GIVEN EXERCISE
Copy each line below in which the word "TrendSpider" occurs.

INPUT DATA
* Start *

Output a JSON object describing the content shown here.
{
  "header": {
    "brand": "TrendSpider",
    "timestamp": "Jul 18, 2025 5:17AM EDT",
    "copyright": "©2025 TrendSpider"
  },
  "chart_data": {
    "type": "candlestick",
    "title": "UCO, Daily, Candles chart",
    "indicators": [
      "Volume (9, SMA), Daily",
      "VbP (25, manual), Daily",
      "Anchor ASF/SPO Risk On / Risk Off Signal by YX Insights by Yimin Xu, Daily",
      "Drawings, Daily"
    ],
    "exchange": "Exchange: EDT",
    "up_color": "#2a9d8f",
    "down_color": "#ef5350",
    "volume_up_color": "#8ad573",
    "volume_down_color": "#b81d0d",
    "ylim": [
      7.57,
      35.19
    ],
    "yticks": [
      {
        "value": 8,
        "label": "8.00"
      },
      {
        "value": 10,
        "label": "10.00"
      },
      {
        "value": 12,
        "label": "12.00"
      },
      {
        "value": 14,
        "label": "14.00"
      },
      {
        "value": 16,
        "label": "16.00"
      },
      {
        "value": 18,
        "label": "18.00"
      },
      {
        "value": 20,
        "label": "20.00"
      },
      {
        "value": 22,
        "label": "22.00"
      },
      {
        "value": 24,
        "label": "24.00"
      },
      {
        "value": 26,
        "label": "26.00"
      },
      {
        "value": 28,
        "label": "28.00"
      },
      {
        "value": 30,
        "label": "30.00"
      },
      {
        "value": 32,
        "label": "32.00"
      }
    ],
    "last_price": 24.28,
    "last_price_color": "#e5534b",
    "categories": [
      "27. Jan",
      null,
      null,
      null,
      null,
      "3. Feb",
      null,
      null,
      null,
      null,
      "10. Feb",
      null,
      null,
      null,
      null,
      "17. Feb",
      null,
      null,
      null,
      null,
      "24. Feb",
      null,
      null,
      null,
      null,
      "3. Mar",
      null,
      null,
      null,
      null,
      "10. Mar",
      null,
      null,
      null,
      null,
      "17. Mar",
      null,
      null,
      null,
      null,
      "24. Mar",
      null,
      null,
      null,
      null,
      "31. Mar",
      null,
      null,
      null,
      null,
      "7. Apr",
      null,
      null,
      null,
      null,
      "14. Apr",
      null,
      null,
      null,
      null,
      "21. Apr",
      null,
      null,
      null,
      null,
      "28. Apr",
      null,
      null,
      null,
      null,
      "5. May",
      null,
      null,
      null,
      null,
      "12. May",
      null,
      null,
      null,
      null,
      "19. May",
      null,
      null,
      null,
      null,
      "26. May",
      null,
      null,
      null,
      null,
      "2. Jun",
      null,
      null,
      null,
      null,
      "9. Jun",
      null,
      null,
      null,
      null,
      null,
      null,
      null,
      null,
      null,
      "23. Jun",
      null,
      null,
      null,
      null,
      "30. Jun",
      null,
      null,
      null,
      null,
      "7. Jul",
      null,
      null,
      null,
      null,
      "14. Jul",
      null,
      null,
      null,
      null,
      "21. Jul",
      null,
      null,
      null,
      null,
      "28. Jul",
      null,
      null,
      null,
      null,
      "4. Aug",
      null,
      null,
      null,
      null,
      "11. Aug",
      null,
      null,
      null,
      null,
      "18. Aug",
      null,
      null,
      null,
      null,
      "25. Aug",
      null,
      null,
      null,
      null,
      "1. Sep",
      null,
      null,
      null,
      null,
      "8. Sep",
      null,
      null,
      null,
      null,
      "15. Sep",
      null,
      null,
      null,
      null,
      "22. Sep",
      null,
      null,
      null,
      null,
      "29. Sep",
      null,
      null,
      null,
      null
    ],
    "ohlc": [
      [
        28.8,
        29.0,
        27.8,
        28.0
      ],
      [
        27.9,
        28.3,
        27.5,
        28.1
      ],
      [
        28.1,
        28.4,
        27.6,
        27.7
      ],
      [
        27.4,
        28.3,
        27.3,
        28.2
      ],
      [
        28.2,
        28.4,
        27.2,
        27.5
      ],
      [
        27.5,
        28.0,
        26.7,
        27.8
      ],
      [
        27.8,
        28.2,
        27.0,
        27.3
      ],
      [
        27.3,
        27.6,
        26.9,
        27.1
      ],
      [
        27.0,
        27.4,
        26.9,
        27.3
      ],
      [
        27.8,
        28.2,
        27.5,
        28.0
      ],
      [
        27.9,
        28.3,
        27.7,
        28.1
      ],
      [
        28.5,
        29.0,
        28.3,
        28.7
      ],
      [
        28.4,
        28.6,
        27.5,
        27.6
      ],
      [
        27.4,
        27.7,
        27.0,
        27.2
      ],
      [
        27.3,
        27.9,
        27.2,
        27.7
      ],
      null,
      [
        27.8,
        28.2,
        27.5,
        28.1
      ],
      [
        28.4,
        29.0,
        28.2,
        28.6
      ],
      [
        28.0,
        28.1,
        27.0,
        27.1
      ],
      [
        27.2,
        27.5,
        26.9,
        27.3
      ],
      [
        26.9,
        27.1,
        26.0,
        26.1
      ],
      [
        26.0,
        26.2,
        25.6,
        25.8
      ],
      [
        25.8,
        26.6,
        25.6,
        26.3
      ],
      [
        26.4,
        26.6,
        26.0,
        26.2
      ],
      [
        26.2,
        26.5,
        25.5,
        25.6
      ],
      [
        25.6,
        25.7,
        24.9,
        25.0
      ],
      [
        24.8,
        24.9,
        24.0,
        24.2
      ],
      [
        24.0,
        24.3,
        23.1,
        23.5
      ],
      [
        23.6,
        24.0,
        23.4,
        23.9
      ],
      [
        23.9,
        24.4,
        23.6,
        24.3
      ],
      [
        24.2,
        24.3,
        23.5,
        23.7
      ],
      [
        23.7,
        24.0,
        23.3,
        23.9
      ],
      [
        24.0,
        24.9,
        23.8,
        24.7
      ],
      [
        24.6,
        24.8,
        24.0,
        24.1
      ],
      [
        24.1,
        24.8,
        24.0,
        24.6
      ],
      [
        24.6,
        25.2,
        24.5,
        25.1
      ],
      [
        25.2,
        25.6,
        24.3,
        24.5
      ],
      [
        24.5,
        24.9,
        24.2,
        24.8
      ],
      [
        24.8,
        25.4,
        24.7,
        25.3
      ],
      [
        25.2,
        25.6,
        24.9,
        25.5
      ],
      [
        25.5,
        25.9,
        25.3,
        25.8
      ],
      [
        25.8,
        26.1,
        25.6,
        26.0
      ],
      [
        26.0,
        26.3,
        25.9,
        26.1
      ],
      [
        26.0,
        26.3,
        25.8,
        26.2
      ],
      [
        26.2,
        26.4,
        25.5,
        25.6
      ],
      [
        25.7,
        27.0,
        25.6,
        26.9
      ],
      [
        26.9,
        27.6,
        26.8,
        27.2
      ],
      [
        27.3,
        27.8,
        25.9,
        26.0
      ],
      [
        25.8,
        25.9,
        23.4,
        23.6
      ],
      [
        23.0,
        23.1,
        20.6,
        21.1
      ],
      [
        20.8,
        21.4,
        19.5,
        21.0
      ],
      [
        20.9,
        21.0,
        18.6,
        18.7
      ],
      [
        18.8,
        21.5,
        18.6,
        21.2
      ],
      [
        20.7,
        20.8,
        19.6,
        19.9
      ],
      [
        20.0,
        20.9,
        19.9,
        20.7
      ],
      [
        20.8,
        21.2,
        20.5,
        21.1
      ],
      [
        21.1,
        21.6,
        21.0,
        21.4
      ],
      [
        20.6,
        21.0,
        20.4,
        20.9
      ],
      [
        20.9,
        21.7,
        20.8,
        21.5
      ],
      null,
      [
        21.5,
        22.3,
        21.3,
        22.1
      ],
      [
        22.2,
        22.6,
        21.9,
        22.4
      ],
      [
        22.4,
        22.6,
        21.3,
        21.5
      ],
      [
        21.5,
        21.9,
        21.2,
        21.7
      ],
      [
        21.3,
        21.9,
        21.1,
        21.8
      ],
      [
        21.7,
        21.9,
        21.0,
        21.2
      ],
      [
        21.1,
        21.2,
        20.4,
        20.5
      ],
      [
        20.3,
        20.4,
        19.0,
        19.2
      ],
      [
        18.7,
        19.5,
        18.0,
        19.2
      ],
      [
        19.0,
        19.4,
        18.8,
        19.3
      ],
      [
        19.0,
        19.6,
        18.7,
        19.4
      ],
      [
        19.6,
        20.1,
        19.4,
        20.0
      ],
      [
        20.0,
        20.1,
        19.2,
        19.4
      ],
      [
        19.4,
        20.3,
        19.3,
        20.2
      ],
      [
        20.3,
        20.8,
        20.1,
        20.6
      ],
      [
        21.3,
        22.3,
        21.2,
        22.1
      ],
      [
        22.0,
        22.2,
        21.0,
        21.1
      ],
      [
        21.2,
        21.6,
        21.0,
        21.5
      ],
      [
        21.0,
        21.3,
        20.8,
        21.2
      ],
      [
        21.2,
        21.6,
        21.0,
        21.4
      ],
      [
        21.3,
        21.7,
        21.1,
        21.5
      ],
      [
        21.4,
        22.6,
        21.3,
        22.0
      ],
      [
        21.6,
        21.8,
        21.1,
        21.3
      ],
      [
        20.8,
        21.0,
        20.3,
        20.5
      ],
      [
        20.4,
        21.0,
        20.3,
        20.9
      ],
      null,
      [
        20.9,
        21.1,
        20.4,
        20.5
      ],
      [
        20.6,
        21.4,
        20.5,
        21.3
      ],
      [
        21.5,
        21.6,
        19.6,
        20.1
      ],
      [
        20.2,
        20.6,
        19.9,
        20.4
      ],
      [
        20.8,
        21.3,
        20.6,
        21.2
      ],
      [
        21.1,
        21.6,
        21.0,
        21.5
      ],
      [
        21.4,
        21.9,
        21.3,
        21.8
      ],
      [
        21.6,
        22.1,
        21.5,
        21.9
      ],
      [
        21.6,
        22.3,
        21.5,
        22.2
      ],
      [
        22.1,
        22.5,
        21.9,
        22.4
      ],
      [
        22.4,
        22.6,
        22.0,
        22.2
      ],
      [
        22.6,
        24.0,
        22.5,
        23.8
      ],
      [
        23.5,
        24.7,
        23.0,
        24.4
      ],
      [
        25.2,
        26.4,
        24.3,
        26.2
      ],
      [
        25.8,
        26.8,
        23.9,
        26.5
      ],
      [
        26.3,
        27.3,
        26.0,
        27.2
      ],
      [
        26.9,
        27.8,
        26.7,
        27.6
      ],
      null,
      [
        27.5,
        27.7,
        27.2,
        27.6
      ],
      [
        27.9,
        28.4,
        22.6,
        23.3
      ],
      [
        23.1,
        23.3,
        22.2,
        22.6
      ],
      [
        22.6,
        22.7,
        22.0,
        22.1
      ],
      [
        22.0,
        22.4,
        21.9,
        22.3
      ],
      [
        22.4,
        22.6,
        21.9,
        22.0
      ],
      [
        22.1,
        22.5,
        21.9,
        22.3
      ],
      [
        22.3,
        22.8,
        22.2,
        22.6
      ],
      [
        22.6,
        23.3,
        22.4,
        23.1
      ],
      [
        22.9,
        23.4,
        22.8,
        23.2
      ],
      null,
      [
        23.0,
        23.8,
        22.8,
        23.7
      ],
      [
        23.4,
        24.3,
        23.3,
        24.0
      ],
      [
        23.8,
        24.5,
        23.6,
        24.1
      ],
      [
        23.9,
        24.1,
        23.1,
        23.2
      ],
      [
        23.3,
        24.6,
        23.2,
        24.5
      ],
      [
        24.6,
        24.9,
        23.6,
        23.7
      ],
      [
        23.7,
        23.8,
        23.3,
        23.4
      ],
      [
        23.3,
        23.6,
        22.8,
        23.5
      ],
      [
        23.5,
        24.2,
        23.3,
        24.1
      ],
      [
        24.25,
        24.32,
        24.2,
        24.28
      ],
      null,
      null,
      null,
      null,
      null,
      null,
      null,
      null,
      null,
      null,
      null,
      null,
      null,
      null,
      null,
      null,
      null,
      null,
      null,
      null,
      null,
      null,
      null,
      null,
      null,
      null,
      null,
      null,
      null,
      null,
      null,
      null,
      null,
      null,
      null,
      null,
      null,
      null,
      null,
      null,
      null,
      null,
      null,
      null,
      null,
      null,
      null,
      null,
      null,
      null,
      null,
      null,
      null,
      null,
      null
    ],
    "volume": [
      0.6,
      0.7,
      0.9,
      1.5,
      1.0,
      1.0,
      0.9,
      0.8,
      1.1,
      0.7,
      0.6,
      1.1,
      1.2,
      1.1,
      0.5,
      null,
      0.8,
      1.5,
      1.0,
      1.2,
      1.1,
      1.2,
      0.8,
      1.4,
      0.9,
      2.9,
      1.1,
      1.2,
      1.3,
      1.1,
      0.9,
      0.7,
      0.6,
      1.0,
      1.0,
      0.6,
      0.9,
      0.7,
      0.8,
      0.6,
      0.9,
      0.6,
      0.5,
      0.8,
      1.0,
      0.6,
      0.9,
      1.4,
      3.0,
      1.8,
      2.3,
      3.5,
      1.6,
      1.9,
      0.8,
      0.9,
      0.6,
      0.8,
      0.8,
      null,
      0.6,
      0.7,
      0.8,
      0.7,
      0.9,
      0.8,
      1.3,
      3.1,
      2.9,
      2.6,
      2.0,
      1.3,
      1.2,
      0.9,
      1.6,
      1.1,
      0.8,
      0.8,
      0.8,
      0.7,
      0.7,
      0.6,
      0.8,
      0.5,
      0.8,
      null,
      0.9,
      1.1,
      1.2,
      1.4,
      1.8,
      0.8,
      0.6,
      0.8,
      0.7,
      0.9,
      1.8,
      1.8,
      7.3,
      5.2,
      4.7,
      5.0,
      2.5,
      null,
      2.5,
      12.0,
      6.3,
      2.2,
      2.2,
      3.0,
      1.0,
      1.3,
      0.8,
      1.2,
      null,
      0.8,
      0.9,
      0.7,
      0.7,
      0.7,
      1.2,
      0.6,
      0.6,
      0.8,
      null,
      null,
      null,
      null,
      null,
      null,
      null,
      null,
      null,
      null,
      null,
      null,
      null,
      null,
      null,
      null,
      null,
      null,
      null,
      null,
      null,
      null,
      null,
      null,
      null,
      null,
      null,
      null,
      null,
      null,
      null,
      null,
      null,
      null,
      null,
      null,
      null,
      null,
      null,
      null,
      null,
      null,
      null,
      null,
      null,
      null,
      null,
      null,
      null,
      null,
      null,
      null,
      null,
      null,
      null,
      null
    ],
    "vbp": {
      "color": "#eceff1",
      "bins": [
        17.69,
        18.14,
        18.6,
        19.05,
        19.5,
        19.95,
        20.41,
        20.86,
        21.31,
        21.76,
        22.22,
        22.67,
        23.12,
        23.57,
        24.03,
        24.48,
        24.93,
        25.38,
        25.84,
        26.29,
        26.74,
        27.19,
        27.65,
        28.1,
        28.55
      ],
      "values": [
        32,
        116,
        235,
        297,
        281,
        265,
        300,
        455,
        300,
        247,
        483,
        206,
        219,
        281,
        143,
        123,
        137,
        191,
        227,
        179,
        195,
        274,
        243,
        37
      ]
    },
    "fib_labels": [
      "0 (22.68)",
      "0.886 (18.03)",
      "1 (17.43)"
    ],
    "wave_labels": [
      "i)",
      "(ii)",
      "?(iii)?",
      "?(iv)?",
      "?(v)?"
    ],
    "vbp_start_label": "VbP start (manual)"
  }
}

* End *

RESPONSE
    "brand": "TrendSpider",
    "copyright": "©2025 TrendSpider"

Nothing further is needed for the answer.